** START **

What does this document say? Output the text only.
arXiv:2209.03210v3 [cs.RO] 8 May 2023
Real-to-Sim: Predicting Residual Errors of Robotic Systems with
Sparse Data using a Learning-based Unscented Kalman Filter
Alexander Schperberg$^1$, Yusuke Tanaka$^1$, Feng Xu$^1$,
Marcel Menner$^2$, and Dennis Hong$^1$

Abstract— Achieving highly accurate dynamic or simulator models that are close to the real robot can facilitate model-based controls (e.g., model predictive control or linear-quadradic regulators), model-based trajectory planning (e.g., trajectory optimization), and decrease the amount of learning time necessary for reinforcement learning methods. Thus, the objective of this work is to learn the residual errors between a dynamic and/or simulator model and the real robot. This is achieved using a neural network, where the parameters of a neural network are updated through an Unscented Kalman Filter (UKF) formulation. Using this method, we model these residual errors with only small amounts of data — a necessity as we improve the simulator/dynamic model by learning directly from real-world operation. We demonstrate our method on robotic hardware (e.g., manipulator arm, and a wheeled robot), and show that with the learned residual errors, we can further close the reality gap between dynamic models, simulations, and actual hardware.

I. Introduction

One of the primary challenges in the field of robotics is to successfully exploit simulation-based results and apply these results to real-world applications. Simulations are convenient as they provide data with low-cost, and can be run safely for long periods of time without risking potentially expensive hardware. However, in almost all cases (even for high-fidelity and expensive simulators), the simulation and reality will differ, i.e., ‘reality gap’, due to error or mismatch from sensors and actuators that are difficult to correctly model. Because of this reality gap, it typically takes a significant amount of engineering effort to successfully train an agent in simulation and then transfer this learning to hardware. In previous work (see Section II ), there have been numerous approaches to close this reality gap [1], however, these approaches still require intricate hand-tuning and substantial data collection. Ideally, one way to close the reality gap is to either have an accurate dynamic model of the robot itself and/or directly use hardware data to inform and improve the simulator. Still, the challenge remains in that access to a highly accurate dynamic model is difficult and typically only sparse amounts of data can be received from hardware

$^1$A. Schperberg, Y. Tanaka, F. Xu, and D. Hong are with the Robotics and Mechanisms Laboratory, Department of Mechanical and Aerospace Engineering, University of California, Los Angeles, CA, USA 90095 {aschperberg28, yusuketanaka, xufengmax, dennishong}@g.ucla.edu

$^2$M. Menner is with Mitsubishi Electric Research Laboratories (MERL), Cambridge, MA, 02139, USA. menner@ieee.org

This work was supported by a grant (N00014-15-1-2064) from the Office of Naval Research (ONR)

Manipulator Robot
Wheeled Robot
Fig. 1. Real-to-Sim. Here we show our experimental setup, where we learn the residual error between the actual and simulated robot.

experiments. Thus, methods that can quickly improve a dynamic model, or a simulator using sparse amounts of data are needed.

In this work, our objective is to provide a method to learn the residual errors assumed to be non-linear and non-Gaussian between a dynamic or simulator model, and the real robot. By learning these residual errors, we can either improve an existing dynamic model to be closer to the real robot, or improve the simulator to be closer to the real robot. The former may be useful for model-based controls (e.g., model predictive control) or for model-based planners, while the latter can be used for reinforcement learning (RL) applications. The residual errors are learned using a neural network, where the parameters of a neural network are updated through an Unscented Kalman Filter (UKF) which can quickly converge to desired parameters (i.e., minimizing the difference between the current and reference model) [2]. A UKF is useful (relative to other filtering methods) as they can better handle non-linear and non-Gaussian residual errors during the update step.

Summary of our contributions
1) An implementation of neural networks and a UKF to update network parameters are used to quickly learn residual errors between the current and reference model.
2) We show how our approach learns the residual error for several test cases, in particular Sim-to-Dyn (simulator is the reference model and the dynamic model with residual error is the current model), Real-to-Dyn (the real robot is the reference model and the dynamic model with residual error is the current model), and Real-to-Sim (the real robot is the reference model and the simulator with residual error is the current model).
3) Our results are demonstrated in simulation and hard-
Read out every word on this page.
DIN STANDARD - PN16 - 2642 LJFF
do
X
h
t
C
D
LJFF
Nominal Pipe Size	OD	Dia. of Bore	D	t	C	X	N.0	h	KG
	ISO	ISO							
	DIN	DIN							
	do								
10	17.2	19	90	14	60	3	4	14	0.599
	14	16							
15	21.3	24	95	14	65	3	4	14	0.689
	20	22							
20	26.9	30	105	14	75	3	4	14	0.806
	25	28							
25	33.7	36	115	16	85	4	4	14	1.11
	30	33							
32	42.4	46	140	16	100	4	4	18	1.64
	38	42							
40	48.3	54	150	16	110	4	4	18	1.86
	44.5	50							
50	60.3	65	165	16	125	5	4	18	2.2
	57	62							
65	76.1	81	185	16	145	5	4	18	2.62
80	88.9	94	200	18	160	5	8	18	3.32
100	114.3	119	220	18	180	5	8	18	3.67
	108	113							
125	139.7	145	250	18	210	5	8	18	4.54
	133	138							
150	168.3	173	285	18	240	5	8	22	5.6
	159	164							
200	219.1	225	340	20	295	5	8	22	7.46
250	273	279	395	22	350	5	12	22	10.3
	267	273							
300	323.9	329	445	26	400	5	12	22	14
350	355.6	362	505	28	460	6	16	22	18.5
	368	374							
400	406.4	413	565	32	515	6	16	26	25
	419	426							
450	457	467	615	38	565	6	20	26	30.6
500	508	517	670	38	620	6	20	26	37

** END **

> _WHAT THE TASK ASKS_: Show every line of the records above that contains the word "Tanaka".

> _ANSWER_:
Alexander Schperberg$^1$, Yusuke Tanaka$^1$, Feng Xu$^1$,
$^1$A. Schperberg, Y. Tanaka, F. Xu, and D. Hong are with the Robotics and Mechanisms Laboratory, Department of Mechanical and Aerospace Engineering, University of California, Los Angeles, CA, USA 90095 {aschperberg28, yusuketanaka, xufengmax, dennishong}@g.ucla.edu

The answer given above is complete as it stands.